The problem:
In your copy, leave out all pictures and reproduce every entry exactly.

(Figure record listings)
----

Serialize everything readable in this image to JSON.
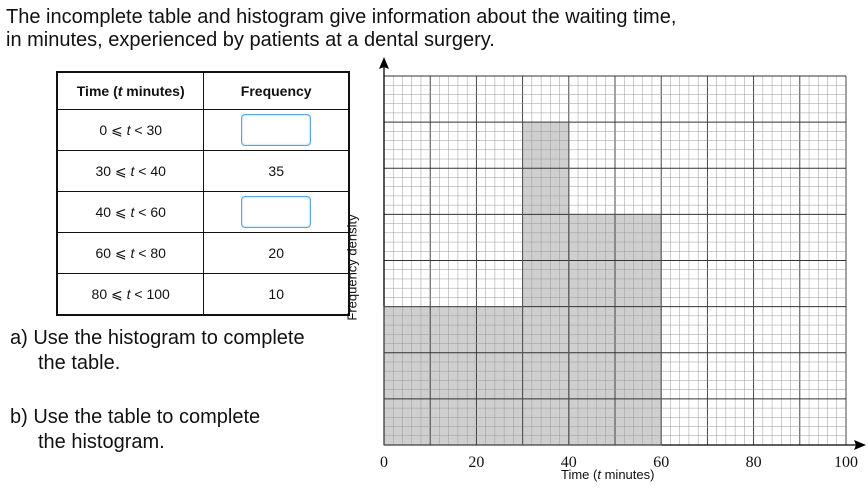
{
  "intro": {
    "line1": "The incomplete table and histogram give information about the waiting time,",
    "line2": "in minutes, experienced by patients at a dental surgery."
  },
  "table": {
    "headers": [
      "Time (t minutes)",
      "Frequency"
    ],
    "rows": [
      {
        "interval": "0 ⩽ t < 30",
        "frequency": ""
      },
      {
        "interval": "30 ⩽ t < 40",
        "frequency": "35"
      },
      {
        "interval": "40 ⩽ t < 60",
        "frequency": ""
      },
      {
        "interval": "60 ⩽ t < 80",
        "frequency": "20"
      },
      {
        "interval": "80 ⩽ t < 100",
        "frequency": "10"
      }
    ]
  },
  "questions": {
    "a_line1": "a) Use the histogram to complete",
    "a_line2": "the table.",
    "b_line1": "b) Use the table to complete",
    "b_line2": "the histogram."
  },
  "chart_data": {
    "type": "bar",
    "xlabel": "Time (t minutes)",
    "ylabel": "Frequency density",
    "xlim": [
      0,
      100
    ],
    "x_ticks": [
      0,
      20,
      40,
      60,
      80,
      100
    ],
    "grid": true,
    "bars": [
      {
        "from": 0,
        "to": 30,
        "height_large_squares": 3
      },
      {
        "from": 30,
        "to": 40,
        "height_large_squares": 7
      },
      {
        "from": 40,
        "to": 60,
        "height_large_squares": 5
      }
    ],
    "y_large_squares": 8,
    "minor_per_major": 5
  },
  "colors": {
    "bar_fill": "#cfcfcf",
    "grid_minor": "#9a9a9a",
    "grid_major": "#333333",
    "input_border": "#5aa7e0"
  }
}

----

Result for this exercise:
Serialize everything readable in this image to JSON.
{
  "intro": {
    "line1": "The incomplete table and histogram give information about the waiting time,",
    "line2": "in minutes, experienced by patients at a dental surgery."
  },
  "table": {
    "headers": [
      "Time (t minutes)",
      "Frequency"
    ],
    "rows": [
      {
        "interval": "0 ⩽ t < 30",
        "frequency": ""
      },
      {
        "interval": "30 ⩽ t < 40",
        "frequency": "35"
      },
      {
        "interval": "40 ⩽ t < 60",
        "frequency": ""
      },
      {
        "interval": "60 ⩽ t < 80",
        "frequency": "20"
      },
      {
        "interval": "80 ⩽ t < 100",
        "frequency": "10"
      }
    ]
  },
  "questions": {
    "a_line1": "a) Use the histogram to complete",
    "a_line2": "the table.",
    "b_line1": "b) Use the table to complete",
    "b_line2": "the histogram."
  },
  "chart_data": {
    "type": "bar",
    "xlabel": "Time (t minutes)",
    "ylabel": "Frequency density",
    "xlim": [
      0,
      100
    ],
    "x_ticks": [
      0,
      20,
      40,
      60,
      80,
      100
    ],
    "grid": true,
    "bars": [
      {
        "from": 0,
        "to": 30,
        "height_large_squares": 3
      },
      {
        "from": 30,
        "to": 40,
        "height_large_squares": 7
      },
      {
        "from": 40,
        "to": 60,
        "height_large_squares": 5
      }
    ],
    "y_large_squares": 8,
    "minor_per_major": 5
  },
  "colors": {
    "bar_fill": "#cfcfcf",
    "grid_minor": "#9a9a9a",
    "grid_major": "#333333",
    "input_border": "#5aa7e0"
  }
}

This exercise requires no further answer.